## READING PASSAGE
From mboxrd@z Thu Jan  1 00:00:00 1970
Return-Path: <linux-kernel-owner@vger.kernel.org>
Received: (majordomo@vger.kernel.org) by vger.kernel.org via listexpand
	id S1751466Ab1HHJ2b (ORCPT <rfc822;w@1wt.eu>);
	Mon, 8 Aug 2011 05:28:31 -0400
Received: from science.horizon.com ([71.41.210.146]:25177 "HELO
	science.horizon.com" rhost-flags-OK-OK-OK-OK) by vger.kernel.org
	with SMTP id S1751023Ab1HHJ22 (ORCPT
	<rfc822;linux-kernel@vger.kernel.org>);
	Mon, 8 Aug 2011 05:28:28 -0400
Date: 8 Aug 2011 05:28:26 -0400
Message-ID: <20110808092826.21881.qmail@science.horizon.com>
From: "George Spelvin" <linux@horizon.com>
To: fzago@systemfabricworks.com, linux-kernel@vger.kernel.org
Subject: [PATCH] add slice by 8 algorithm to crc32.c
Cc: akpm@linux-foundation.org, joakim.tjernlund@transmode.se,
        linux@horizon.com, rpearson@systemfabricworks.com
Sender: linux-kernel-owner@vger.kernel.org
List-ID: <linux-kernel.vger.kernel.org>
X-Mailing-List: linux-kernel@vger.kernel.org

Sorry I didn't see this when first posted.

The "slice by 8" terminology is pretty confusing.  How about
"Extended Joakim Tjernlund's optimization from commit
836e2af92503f1642dbc3c3281ec68ec1dd39d2e to 8-way parallelism."

Which is essentally what you're doing.  The renaming of tab[0] to t0_le
and t0_be, and removal of the DO_CRC4 macro just increases the diff size.

If you're looking at speeding up the CRC through larger tables, have
you tried using 10+11+11-bit tables?  That would require 20K of tables
rather than 8K, but would reduce the number of table lookups per byte.

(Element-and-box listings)
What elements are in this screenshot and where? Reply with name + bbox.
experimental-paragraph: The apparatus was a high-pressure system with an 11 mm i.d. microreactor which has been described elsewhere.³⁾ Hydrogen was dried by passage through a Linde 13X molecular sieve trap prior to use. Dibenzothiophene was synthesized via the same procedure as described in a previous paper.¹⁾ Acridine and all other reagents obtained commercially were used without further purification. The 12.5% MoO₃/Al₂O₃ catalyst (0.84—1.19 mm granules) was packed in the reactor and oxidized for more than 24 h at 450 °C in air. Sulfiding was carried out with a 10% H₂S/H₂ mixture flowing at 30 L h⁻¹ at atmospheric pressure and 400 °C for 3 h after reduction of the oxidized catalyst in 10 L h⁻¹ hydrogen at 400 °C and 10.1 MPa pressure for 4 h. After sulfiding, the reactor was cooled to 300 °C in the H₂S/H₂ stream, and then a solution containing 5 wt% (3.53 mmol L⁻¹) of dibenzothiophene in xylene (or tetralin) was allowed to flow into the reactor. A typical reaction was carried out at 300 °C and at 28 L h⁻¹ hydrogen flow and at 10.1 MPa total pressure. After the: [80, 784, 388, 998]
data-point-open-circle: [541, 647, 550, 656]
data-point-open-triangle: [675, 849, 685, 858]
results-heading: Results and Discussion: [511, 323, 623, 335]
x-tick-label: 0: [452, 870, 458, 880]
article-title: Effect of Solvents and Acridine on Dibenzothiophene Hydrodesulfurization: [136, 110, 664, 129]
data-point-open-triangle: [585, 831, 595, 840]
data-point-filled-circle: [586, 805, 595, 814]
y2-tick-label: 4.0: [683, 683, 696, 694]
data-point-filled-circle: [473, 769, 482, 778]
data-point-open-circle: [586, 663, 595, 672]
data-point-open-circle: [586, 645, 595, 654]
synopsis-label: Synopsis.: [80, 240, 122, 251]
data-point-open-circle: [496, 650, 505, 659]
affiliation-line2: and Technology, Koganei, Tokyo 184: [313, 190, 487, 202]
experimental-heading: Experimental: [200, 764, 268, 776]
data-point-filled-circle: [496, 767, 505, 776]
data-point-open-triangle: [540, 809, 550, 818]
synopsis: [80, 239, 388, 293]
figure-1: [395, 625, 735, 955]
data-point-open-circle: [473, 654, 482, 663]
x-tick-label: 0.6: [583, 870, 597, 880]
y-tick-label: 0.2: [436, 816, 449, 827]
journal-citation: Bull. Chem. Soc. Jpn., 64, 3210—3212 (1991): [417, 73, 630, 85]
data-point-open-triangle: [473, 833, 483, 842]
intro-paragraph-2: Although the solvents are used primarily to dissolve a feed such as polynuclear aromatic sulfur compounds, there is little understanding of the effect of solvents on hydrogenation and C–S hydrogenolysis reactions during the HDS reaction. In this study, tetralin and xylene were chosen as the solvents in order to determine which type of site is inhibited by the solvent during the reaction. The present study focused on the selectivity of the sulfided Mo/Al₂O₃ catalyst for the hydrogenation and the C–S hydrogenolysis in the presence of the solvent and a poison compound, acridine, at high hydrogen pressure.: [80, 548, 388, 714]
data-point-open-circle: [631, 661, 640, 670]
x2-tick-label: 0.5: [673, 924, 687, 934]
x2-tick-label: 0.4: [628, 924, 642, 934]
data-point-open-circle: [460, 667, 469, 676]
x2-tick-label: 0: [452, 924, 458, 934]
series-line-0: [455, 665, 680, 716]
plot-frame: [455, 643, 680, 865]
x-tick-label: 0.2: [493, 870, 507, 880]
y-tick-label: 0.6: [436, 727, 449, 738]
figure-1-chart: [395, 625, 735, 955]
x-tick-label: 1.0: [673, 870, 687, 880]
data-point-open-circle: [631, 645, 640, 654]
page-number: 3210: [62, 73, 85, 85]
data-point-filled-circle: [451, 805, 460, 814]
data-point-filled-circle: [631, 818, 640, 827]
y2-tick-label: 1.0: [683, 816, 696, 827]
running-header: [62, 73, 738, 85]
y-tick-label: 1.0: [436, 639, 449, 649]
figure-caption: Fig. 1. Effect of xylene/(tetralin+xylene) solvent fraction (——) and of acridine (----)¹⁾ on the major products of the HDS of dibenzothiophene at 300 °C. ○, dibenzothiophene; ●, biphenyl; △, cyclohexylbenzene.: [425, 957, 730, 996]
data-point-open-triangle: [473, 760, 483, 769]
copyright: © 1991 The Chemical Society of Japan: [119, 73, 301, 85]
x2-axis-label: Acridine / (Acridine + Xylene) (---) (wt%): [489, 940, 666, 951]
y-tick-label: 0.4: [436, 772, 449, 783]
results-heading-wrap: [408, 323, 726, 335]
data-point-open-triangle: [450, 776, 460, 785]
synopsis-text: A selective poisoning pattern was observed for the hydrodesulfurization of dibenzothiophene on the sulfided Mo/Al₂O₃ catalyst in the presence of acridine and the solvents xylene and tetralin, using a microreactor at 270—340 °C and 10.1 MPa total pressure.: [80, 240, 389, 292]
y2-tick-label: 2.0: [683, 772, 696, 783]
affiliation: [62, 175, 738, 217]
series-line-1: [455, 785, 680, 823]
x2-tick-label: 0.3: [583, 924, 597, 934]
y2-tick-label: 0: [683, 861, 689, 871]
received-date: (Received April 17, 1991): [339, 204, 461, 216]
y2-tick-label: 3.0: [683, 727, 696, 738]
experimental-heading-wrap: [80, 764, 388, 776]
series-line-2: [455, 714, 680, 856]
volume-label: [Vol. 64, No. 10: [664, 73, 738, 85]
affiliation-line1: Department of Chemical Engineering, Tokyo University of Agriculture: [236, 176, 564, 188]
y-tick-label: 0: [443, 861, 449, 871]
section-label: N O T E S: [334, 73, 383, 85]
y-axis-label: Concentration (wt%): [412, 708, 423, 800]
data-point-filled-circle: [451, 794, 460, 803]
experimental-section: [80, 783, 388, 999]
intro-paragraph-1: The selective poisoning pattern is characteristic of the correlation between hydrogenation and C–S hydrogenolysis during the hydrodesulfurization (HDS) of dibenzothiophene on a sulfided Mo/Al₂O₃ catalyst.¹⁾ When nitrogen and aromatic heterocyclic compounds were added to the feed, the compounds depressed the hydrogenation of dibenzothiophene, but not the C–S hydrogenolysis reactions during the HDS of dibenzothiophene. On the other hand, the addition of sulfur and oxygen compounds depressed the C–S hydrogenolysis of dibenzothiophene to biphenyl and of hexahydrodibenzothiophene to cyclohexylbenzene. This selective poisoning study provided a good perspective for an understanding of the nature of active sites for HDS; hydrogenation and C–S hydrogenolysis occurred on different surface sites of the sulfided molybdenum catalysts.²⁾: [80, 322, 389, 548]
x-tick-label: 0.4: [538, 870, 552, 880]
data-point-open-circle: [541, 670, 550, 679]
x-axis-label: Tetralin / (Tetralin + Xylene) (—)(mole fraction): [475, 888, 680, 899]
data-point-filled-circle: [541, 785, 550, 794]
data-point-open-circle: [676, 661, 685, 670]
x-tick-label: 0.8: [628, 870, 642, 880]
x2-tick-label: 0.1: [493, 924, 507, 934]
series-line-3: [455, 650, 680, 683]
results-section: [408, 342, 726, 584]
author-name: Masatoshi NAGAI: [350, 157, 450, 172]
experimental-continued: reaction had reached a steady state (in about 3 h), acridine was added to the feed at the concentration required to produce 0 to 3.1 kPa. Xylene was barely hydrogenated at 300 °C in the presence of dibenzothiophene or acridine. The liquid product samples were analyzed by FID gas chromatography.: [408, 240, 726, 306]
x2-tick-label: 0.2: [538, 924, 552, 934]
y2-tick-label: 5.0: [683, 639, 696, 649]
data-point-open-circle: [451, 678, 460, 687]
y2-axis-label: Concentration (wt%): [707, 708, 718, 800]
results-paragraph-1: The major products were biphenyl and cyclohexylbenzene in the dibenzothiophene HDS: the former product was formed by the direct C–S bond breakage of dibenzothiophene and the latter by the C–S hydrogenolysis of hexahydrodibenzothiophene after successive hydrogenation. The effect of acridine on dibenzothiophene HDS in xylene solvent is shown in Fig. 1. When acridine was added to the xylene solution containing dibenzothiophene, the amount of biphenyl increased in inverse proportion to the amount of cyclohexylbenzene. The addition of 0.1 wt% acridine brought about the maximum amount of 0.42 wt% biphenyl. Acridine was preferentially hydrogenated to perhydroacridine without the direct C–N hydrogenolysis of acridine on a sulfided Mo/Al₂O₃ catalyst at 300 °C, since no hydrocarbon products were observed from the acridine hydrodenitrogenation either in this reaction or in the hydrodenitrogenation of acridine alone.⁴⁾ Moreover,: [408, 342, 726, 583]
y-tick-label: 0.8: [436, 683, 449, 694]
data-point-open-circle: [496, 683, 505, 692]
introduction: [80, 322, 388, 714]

## YOUR INSTRUCTIONS
Repeat the email about the crc32 patch word for word, from "Which is essentally" to "lookups per byte.".

## TASK OUTPUT
Which is essentally what you're doing.  The renaming of tab[0] to t0_le
and t0_be, and removal of the DO_CRC4 macro just increases the diff size.

If you're looking at speeding up the CRC through larger tables, have
you tried using 10+11+11-bit tables?  That would require 20K of tables
rather than 8K, but would reduce the number of table lookups per byte.